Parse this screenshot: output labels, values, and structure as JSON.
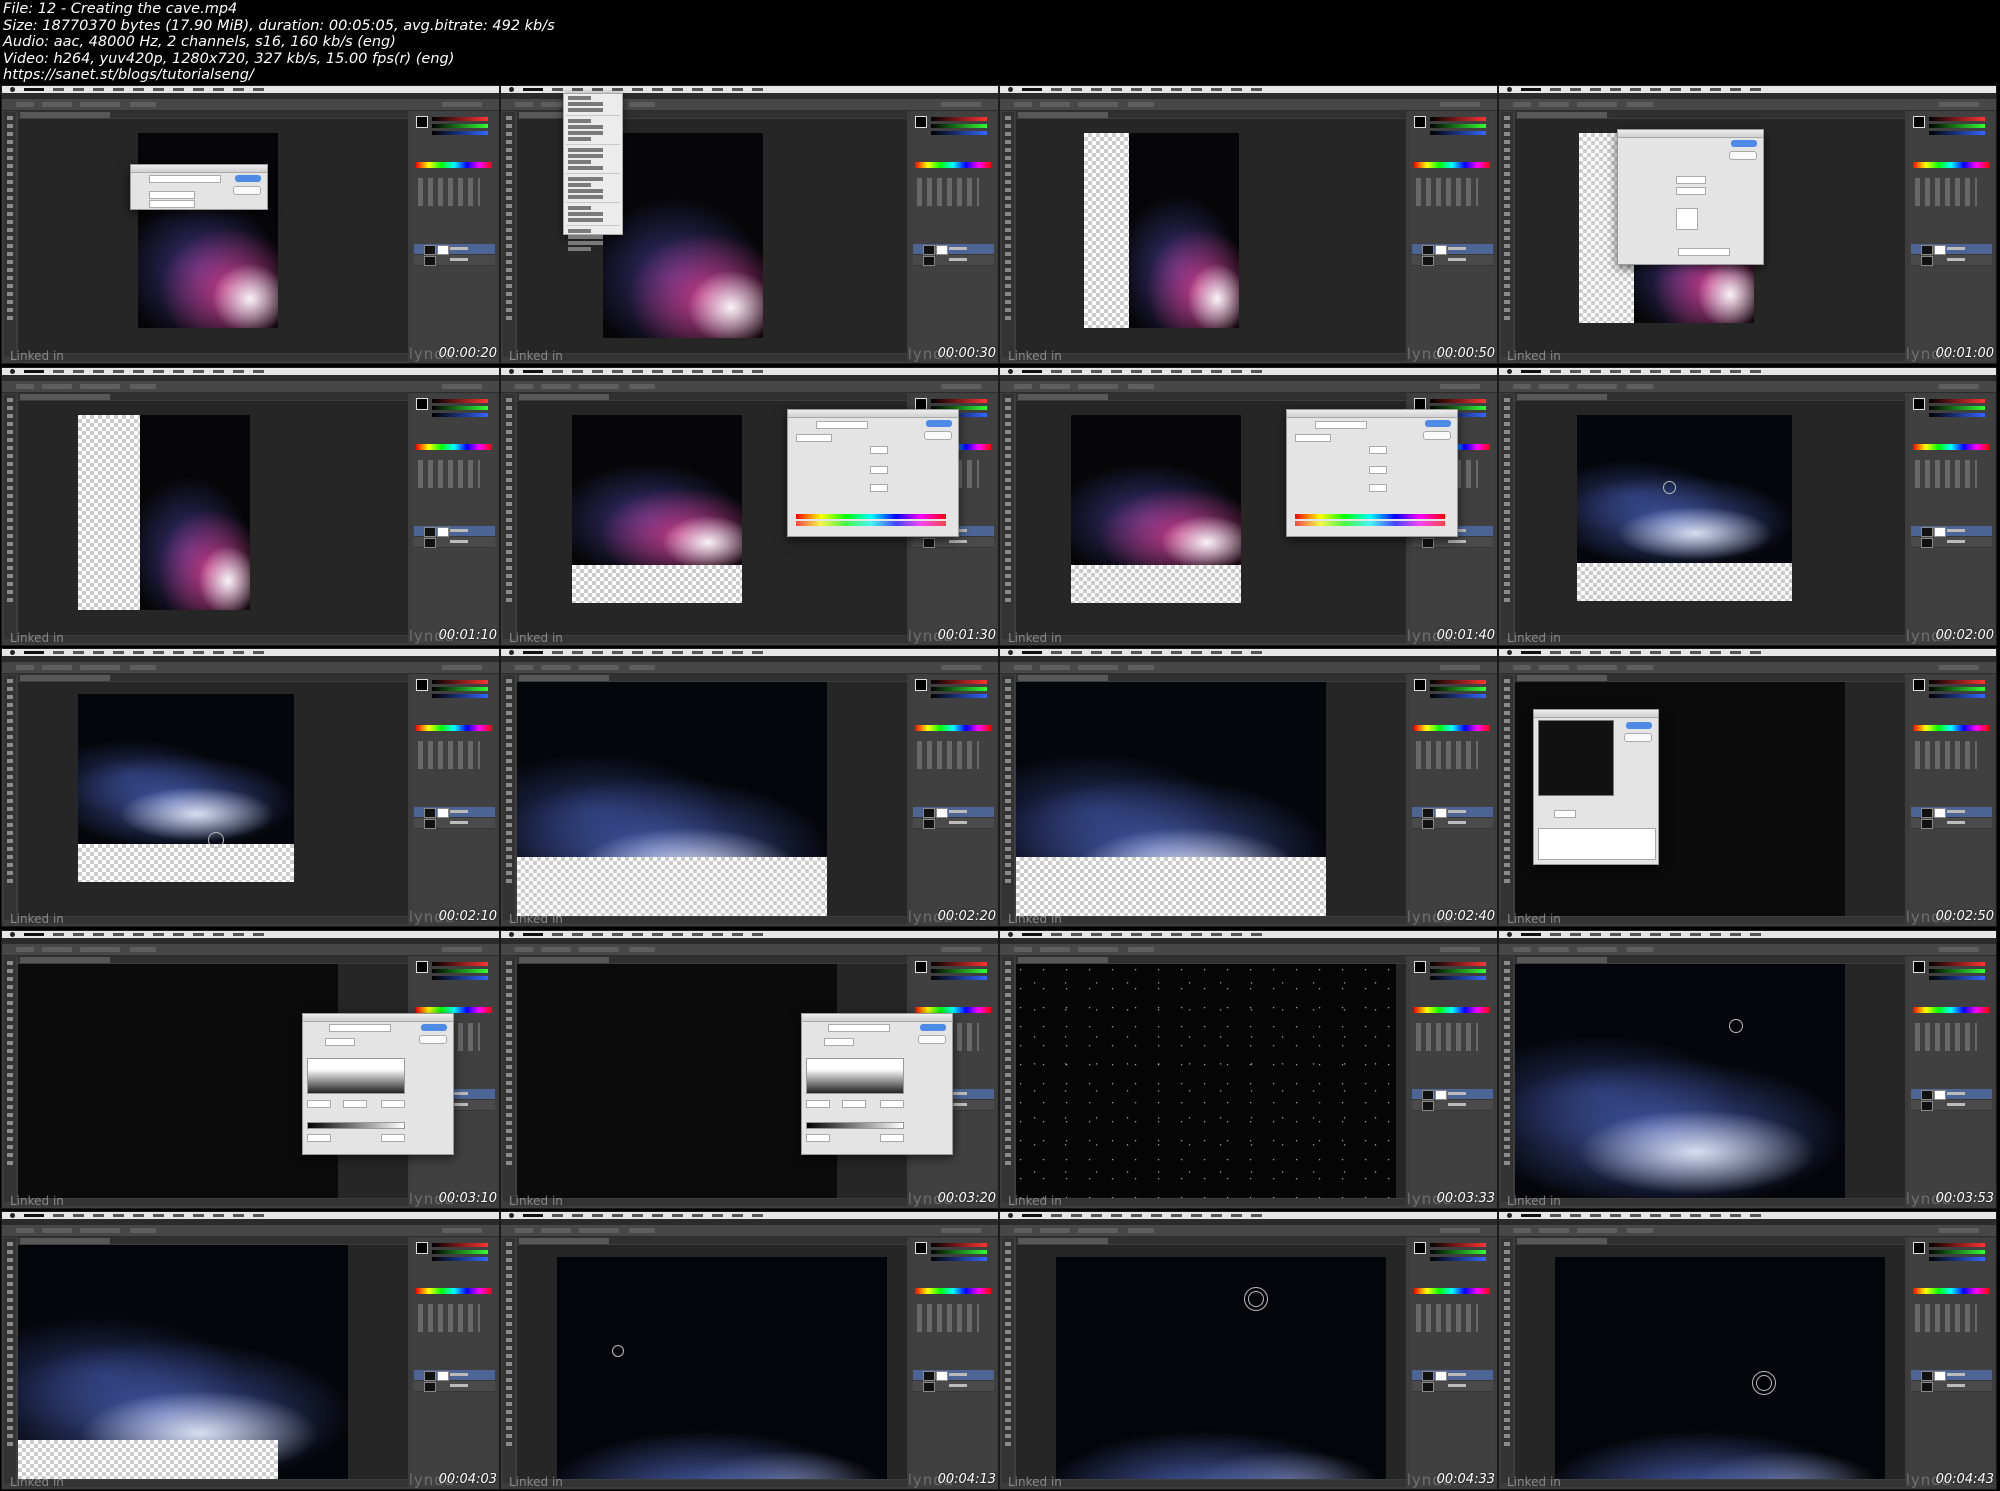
{
  "header": {
    "lines": [
      "File: 12 - Creating the cave.mp4",
      "Size: 18770370 bytes (17.90 MiB), duration: 00:05:05, avg.bitrate: 492 kb/s",
      "Audio: aac, 48000 Hz, 2 channels, s16, 160 kb/s (eng)",
      "Video: h264, yuv420p, 1280x720, 327 kb/s, 15.00 fps(r) (eng)",
      "https://sanet.st/blogs/tutorialseng/"
    ]
  },
  "watermark": "lynda",
  "branding": "Linked in",
  "frames": [
    {
      "timestamp": "00:00:20",
      "scene": "new-layer-dialog"
    },
    {
      "timestamp": "00:00:30",
      "scene": "image-menu-open"
    },
    {
      "timestamp": "00:00:50",
      "scene": "canvas-extended-left"
    },
    {
      "timestamp": "00:01:00",
      "scene": "canvas-size-dialog"
    },
    {
      "timestamp": "00:01:10",
      "scene": "transform-canvas"
    },
    {
      "timestamp": "00:01:30",
      "scene": "hue-saturation-default"
    },
    {
      "timestamp": "00:01:40",
      "scene": "hue-saturation-colorize"
    },
    {
      "timestamp": "00:02:00",
      "scene": "blue-cave-brush"
    },
    {
      "timestamp": "00:02:10",
      "scene": "blue-cave-mask"
    },
    {
      "timestamp": "00:02:20",
      "scene": "blue-cave-zoom"
    },
    {
      "timestamp": "00:02:40",
      "scene": "blue-cave-zoom-2"
    },
    {
      "timestamp": "00:02:50",
      "scene": "add-noise-dialog"
    },
    {
      "timestamp": "00:03:10",
      "scene": "levels-dialog"
    },
    {
      "timestamp": "00:03:20",
      "scene": "levels-dialog-2"
    },
    {
      "timestamp": "00:03:33",
      "scene": "starfield"
    },
    {
      "timestamp": "00:03:53",
      "scene": "blue-cave-circle"
    },
    {
      "timestamp": "00:04:03",
      "scene": "blue-cave-checker-bottom"
    },
    {
      "timestamp": "00:04:13",
      "scene": "blue-low-brush"
    },
    {
      "timestamp": "00:04:33",
      "scene": "blue-low-ring-top"
    },
    {
      "timestamp": "00:04:43",
      "scene": "blue-low-ring-bottom"
    }
  ]
}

To do: List all lines above in which the string "brush" appears.

Written answer:
      "scene": "blue-cave-brush"
      "scene": "blue-low-brush"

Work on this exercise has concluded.